#### INSTRUCTIONS TO FOLLOW
From the entries below, pull out each line where "Metabolism" appears.
──────── AVAILABLE RECORDS
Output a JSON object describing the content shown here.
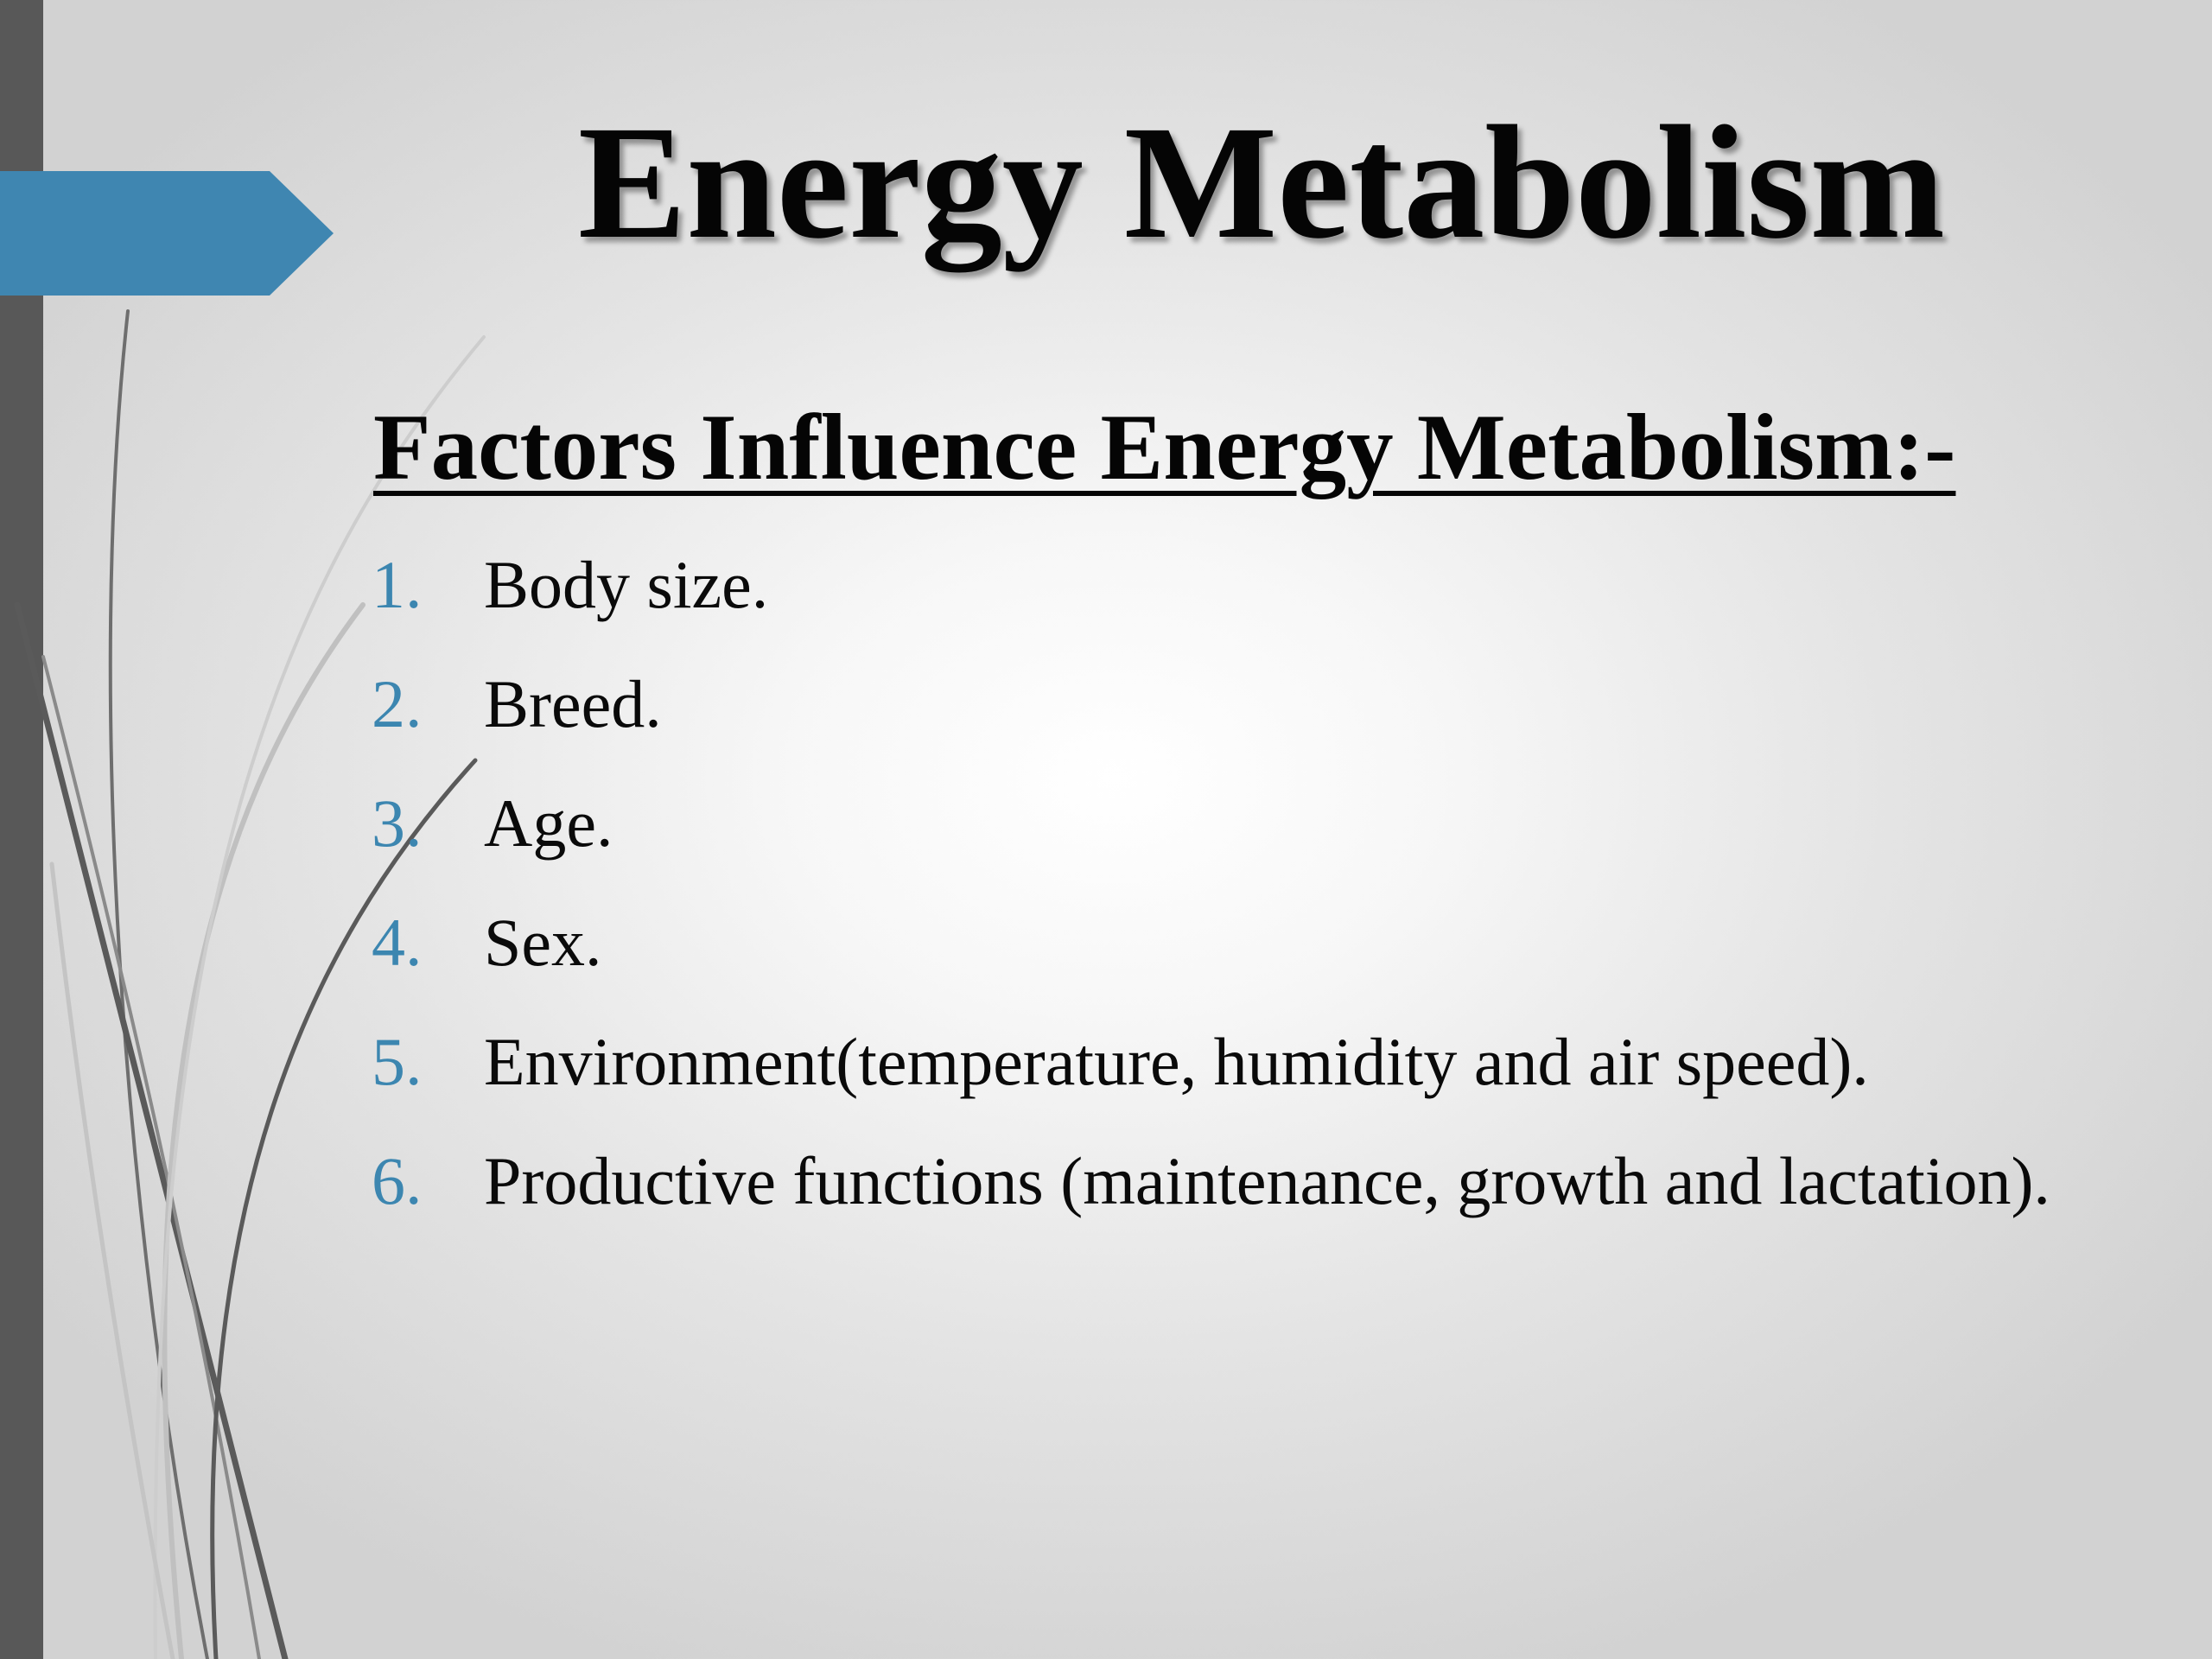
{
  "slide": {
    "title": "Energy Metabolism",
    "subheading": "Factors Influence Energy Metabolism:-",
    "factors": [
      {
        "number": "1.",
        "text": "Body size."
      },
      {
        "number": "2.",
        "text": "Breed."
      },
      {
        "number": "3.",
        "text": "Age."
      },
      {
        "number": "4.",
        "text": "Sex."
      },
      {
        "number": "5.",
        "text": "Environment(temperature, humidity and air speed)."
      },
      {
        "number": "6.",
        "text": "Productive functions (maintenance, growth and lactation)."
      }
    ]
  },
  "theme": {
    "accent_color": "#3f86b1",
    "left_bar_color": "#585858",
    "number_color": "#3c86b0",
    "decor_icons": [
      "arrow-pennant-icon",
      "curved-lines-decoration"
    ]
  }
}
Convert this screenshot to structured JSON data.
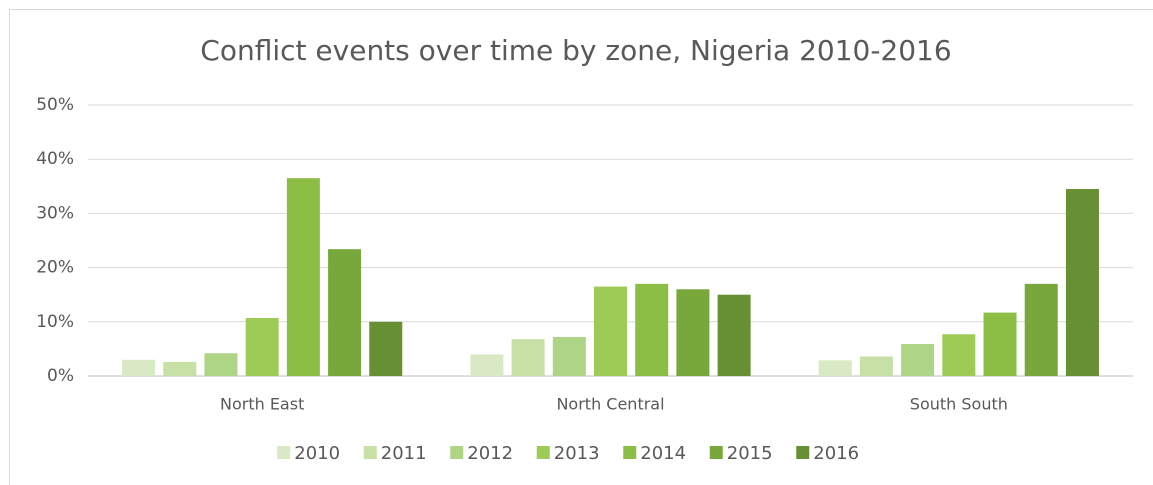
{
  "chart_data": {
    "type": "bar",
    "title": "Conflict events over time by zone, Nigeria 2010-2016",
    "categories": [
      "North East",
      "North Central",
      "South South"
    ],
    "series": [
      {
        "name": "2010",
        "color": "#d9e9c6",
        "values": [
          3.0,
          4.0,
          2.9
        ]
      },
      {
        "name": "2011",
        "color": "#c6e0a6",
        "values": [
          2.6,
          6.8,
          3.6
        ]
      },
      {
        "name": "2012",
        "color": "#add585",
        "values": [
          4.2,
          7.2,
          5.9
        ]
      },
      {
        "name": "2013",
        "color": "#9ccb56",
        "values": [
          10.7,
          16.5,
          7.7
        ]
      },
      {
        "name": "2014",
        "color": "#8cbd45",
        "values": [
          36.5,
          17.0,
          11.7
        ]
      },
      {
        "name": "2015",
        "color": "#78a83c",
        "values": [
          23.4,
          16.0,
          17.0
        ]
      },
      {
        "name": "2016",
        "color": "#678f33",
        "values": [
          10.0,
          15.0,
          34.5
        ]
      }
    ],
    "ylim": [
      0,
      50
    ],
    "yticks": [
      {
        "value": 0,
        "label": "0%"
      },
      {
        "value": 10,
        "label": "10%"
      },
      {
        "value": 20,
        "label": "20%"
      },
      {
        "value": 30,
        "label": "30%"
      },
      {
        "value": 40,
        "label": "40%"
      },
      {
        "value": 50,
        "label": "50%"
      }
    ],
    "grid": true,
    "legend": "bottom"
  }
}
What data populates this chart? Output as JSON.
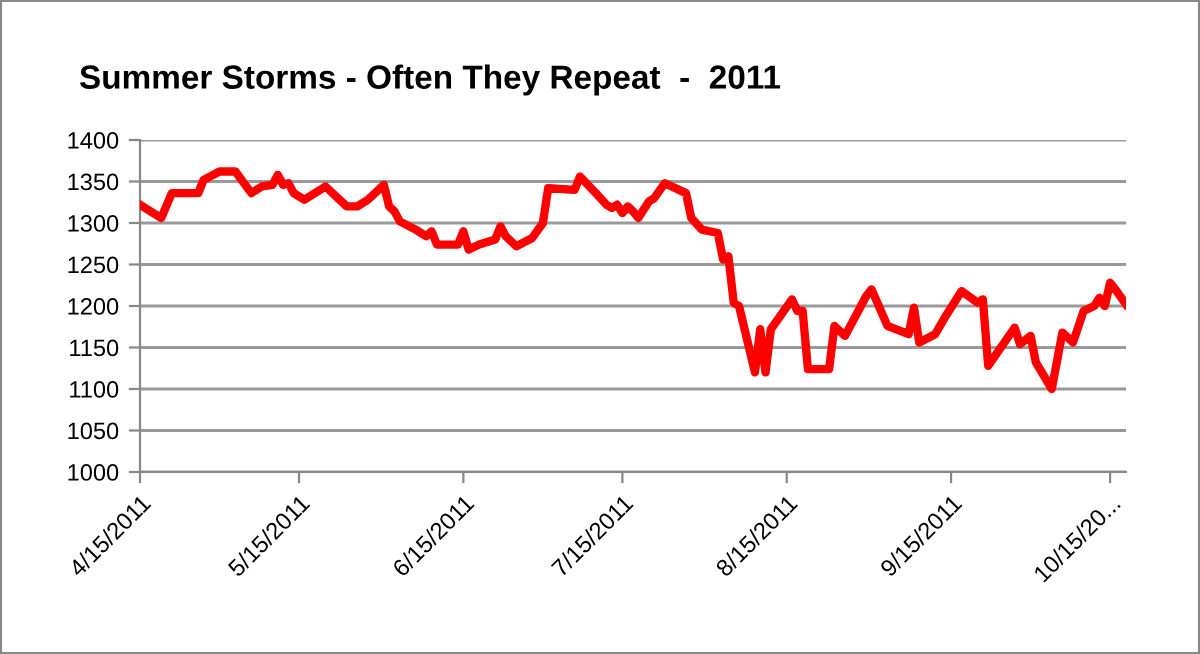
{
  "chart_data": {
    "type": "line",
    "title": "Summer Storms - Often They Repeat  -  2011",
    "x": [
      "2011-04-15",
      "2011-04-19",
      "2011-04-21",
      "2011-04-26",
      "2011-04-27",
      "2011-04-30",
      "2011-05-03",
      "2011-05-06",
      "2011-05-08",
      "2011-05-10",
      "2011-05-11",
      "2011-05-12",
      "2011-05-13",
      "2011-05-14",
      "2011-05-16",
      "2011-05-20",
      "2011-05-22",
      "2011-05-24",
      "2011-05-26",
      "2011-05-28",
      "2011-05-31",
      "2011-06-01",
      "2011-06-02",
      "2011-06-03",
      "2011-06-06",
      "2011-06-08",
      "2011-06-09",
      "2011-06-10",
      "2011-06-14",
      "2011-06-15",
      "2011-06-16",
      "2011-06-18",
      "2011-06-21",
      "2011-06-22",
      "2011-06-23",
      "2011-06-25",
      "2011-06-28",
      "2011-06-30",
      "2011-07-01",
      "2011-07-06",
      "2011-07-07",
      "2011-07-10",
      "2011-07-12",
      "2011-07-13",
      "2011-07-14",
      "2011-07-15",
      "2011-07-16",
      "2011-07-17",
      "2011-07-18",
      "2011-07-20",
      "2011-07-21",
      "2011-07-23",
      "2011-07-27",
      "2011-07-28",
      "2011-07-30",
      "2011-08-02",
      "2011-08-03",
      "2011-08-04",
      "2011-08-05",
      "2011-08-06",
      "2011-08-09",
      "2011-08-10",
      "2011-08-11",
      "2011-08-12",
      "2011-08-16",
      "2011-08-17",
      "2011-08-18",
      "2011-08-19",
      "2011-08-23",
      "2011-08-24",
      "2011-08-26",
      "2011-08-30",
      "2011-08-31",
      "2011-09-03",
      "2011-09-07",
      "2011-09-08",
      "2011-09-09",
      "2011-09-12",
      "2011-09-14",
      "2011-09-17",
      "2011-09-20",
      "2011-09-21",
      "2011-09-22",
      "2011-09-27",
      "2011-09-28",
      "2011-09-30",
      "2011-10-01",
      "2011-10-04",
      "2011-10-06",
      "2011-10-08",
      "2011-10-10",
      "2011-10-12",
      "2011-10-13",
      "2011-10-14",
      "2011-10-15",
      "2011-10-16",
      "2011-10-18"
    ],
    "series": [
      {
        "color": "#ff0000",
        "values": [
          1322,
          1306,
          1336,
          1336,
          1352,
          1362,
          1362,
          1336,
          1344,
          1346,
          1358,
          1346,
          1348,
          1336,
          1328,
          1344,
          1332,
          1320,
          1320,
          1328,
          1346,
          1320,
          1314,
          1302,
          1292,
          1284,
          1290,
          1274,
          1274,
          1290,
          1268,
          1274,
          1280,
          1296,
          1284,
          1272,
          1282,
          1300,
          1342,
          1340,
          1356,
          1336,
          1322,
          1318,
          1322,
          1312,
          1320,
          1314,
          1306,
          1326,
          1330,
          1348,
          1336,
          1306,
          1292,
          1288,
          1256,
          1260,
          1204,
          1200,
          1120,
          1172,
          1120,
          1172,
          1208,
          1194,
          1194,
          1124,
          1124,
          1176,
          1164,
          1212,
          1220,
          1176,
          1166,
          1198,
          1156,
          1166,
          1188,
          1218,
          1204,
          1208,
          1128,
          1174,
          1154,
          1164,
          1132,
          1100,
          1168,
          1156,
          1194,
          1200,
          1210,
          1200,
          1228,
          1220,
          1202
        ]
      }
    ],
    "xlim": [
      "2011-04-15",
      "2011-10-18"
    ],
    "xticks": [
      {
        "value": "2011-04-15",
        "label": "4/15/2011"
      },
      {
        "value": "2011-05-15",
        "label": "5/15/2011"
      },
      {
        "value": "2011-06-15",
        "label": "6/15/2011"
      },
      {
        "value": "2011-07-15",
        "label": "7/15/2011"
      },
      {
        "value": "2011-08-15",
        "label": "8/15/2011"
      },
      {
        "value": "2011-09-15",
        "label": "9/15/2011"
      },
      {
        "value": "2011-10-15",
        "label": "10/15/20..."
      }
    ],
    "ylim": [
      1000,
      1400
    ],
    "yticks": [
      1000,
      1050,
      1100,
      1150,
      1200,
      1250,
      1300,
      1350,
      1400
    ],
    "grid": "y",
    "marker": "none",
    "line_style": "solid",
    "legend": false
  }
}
────────────────
#### REPLY TO THE EXERCISE
    "title": "Energy Metabolism",
    "subheading": "Factors Influence Energy Metabolism:-",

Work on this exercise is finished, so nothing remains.